[Collected data]
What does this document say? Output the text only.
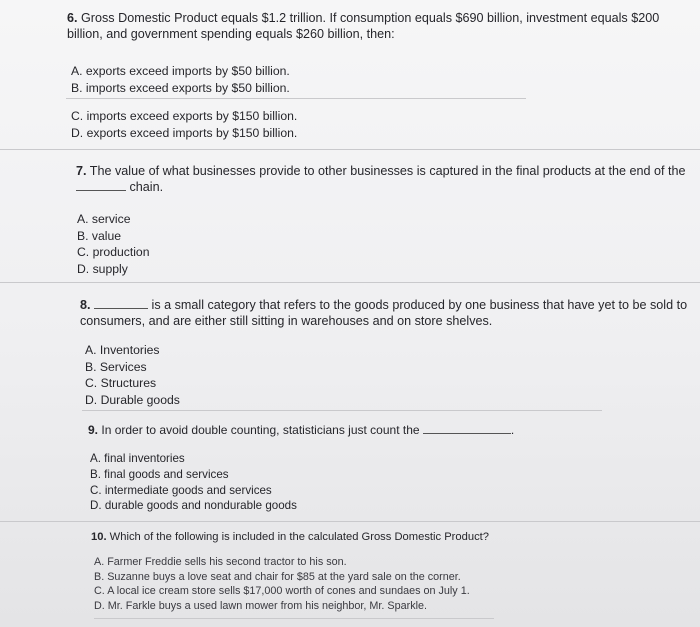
6. Gross Domestic Product equals $1.2 trillion. If consumption equals $690 billion, investment equals $200
billion, and government spending equals $260 billion, then:
A. exports exceed imports by $50 billion.
B. imports exceed exports by $50 billion.
C. imports exceed exports by $150 billion.
D. exports exceed imports by $150 billion.
7. The value of what businesses provide to other businesses is captured in the final products at the end of the
chain.
A. service
B. value
C. production
D. supply
8.	is a small category that refers to the goods produced by one business that have yet to be sold to
consumers, and are either still sitting in warehouses and on store shelves.
A. Inventories
B. Services
C. Structures
D. Durable goods
9. In order to avoid double counting, statisticians just count the	.
A. final inventories
B. final goods and services
C. intermediate goods and services
D. durable goods and nondurable goods
10. Which of the following is included in the calculated Gross Domestic Product?
A. Farmer Freddie sells his second tractor to his son.
B. Suzanne buys a love seat and chair for $85 at the yard sale on the corner.
C. A local ice cream store sells $17,000 worth of cones and sundaes on July 1.
D. Mr. Farkle buys a used lawn mower from his neighbor, Mr. Sparkle.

INSTRUCTIONS TO FOLLOW:
Where a line holds "exceed", copy it out.

EXERCISE SOLUTION:
A. exports exceed imports by $50 billion.
B. imports exceed exports by $50 billion.
C. imports exceed exports by $150 billion.
D. exports exceed imports by $150 billion.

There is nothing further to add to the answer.